Without changing a character, return the entries, but not the images they hold.

— start Extracted records —

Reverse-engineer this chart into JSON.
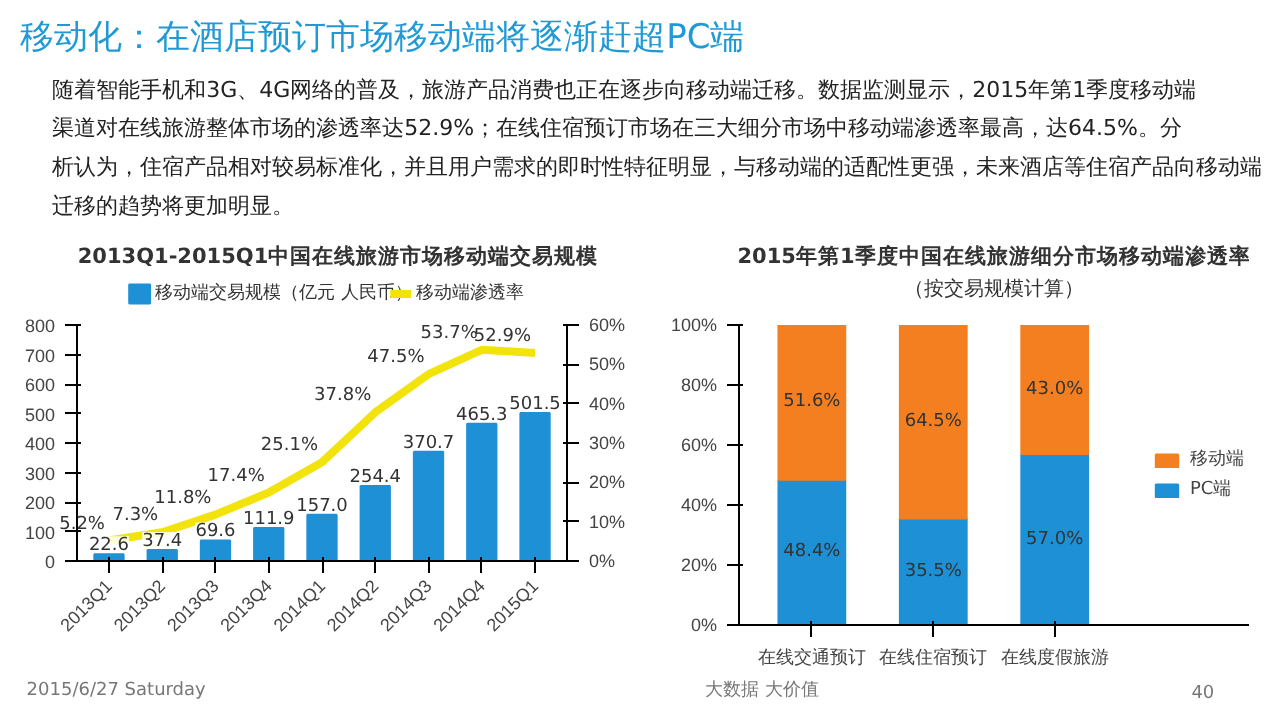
{
  "chart_data": [
    {
      "type": "other",
      "title": "移动化：在酒店预订市场移动端将逐渐赶超PC端",
      "annotations": [
        "随着智能手机和3G、4G网络的普及，旅游产品消费也正在逐步向移动端迁移。数据监测显示，2015年第1季度移动端渠道对在线旅游整体市场的渗透率达52.9%；在线住宿预订市场在三大细分市场中移动端渗透率最高，达64.5%。分析认为，住宿产品相对较易标准化，并且用户需求的即时性特征明显，与移动端的适配性更强，未来酒店等住宿产品向移动端迁移的趋势将更加明显。",
        "2015/6/27 Saturday",
        "大数据  大价值",
        "40"
      ]
    },
    {
      "type": "bar",
      "title": "2013Q1-2015Q1中国在线旅游市场移动端交易规模",
      "categories": [
        "2013Q1",
        "2013Q2",
        "2013Q3",
        "2013Q4",
        "2014Q1",
        "2014Q2",
        "2014Q3",
        "2014Q4",
        "2015Q1"
      ],
      "series": [
        {
          "name": "移动端交易规模（亿元 人民币）",
          "color": "#1e90d6",
          "values": [
            22.6,
            37.4,
            69.6,
            111.9,
            157.0,
            254.4,
            370.7,
            465.3,
            501.5
          ],
          "value_labels": [
            "22.6",
            "37.4",
            "69.6",
            "111.9",
            "157.0",
            "254.4",
            "370.7",
            "465.3",
            "501.5"
          ]
        },
        {
          "name": "移动端渗透率",
          "type": "line",
          "axis": "y2",
          "color": "#f2e30c",
          "values": [
            5.2,
            7.3,
            11.8,
            17.4,
            25.1,
            37.8,
            47.5,
            53.7,
            52.9
          ],
          "value_labels": [
            "5.2%",
            "7.3%",
            "11.8%",
            "17.4%",
            "25.1%",
            "37.8%",
            "47.5%",
            "53.7%",
            "52.9%"
          ]
        }
      ],
      "ylim": [
        0,
        800
      ],
      "yticks": [
        0,
        100,
        200,
        300,
        400,
        500,
        600,
        700,
        800
      ],
      "y2lim": [
        0,
        60
      ],
      "y2ticks": [
        {
          "value": 0,
          "label": "0%"
        },
        {
          "value": 10,
          "label": "10%"
        },
        {
          "value": 20,
          "label": "20%"
        },
        {
          "value": 30,
          "label": "30%"
        },
        {
          "value": 40,
          "label": "40%"
        },
        {
          "value": 50,
          "label": "50%"
        },
        {
          "value": 60,
          "label": "60%"
        }
      ],
      "legend": "top"
    },
    {
      "type": "bar",
      "stacked": true,
      "title": "2015年第1季度中国在线旅游细分市场移动端渗透率",
      "subtitle": "（按交易规模计算）",
      "categories": [
        "在线交通预订",
        "在线住宿预订",
        "在线度假旅游"
      ],
      "series": [
        {
          "name": "PC端",
          "color": "#1e90d6",
          "values": [
            48.4,
            35.5,
            57.0
          ],
          "value_labels": [
            "48.4%",
            "35.5%",
            "57.0%"
          ]
        },
        {
          "name": "移动端",
          "color": "#f47f20",
          "values": [
            51.6,
            64.5,
            43.0
          ],
          "value_labels": [
            "51.6%",
            "64.5%",
            "43.0%"
          ]
        }
      ],
      "ylim": [
        0,
        100
      ],
      "yticks": [
        {
          "value": 0,
          "label": "0%"
        },
        {
          "value": 20,
          "label": "20%"
        },
        {
          "value": 40,
          "label": "40%"
        },
        {
          "value": 60,
          "label": "60%"
        },
        {
          "value": 80,
          "label": "80%"
        },
        {
          "value": 100,
          "label": "100%"
        }
      ],
      "legend": "right"
    }
  ]
}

— end Extracted records —

Answer.
Reverse-engineer this chart into JSON.
{
  "chart_data": [
    {
      "type": "other",
      "title": "移动化：在酒店预订市场移动端将逐渐赶超PC端",
      "annotations": [
        "随着智能手机和3G、4G网络的普及，旅游产品消费也正在逐步向移动端迁移。数据监测显示，2015年第1季度移动端渠道对在线旅游整体市场的渗透率达52.9%；在线住宿预订市场在三大细分市场中移动端渗透率最高，达64.5%。分析认为，住宿产品相对较易标准化，并且用户需求的即时性特征明显，与移动端的适配性更强，未来酒店等住宿产品向移动端迁移的趋势将更加明显。",
        "2015/6/27 Saturday",
        "大数据  大价值",
        "40"
      ]
    },
    {
      "type": "bar",
      "title": "2013Q1-2015Q1中国在线旅游市场移动端交易规模",
      "categories": [
        "2013Q1",
        "2013Q2",
        "2013Q3",
        "2013Q4",
        "2014Q1",
        "2014Q2",
        "2014Q3",
        "2014Q4",
        "2015Q1"
      ],
      "series": [
        {
          "name": "移动端交易规模（亿元 人民币）",
          "color": "#1e90d6",
          "values": [
            22.6,
            37.4,
            69.6,
            111.9,
            157.0,
            254.4,
            370.7,
            465.3,
            501.5
          ],
          "value_labels": [
            "22.6",
            "37.4",
            "69.6",
            "111.9",
            "157.0",
            "254.4",
            "370.7",
            "465.3",
            "501.5"
          ]
        },
        {
          "name": "移动端渗透率",
          "type": "line",
          "axis": "y2",
          "color": "#f2e30c",
          "values": [
            5.2,
            7.3,
            11.8,
            17.4,
            25.1,
            37.8,
            47.5,
            53.7,
            52.9
          ],
          "value_labels": [
            "5.2%",
            "7.3%",
            "11.8%",
            "17.4%",
            "25.1%",
            "37.8%",
            "47.5%",
            "53.7%",
            "52.9%"
          ]
        }
      ],
      "ylim": [
        0,
        800
      ],
      "yticks": [
        0,
        100,
        200,
        300,
        400,
        500,
        600,
        700,
        800
      ],
      "y2lim": [
        0,
        60
      ],
      "y2ticks": [
        {
          "value": 0,
          "label": "0%"
        },
        {
          "value": 10,
          "label": "10%"
        },
        {
          "value": 20,
          "label": "20%"
        },
        {
          "value": 30,
          "label": "30%"
        },
        {
          "value": 40,
          "label": "40%"
        },
        {
          "value": 50,
          "label": "50%"
        },
        {
          "value": 60,
          "label": "60%"
        }
      ],
      "legend": "top"
    },
    {
      "type": "bar",
      "stacked": true,
      "title": "2015年第1季度中国在线旅游细分市场移动端渗透率",
      "subtitle": "（按交易规模计算）",
      "categories": [
        "在线交通预订",
        "在线住宿预订",
        "在线度假旅游"
      ],
      "series": [
        {
          "name": "PC端",
          "color": "#1e90d6",
          "values": [
            48.4,
            35.5,
            57.0
          ],
          "value_labels": [
            "48.4%",
            "35.5%",
            "57.0%"
          ]
        },
        {
          "name": "移动端",
          "color": "#f47f20",
          "values": [
            51.6,
            64.5,
            43.0
          ],
          "value_labels": [
            "51.6%",
            "64.5%",
            "43.0%"
          ]
        }
      ],
      "ylim": [
        0,
        100
      ],
      "yticks": [
        {
          "value": 0,
          "label": "0%"
        },
        {
          "value": 20,
          "label": "20%"
        },
        {
          "value": 40,
          "label": "40%"
        },
        {
          "value": 60,
          "label": "60%"
        },
        {
          "value": 80,
          "label": "80%"
        },
        {
          "value": 100,
          "label": "100%"
        }
      ],
      "legend": "right"
    }
  ]
}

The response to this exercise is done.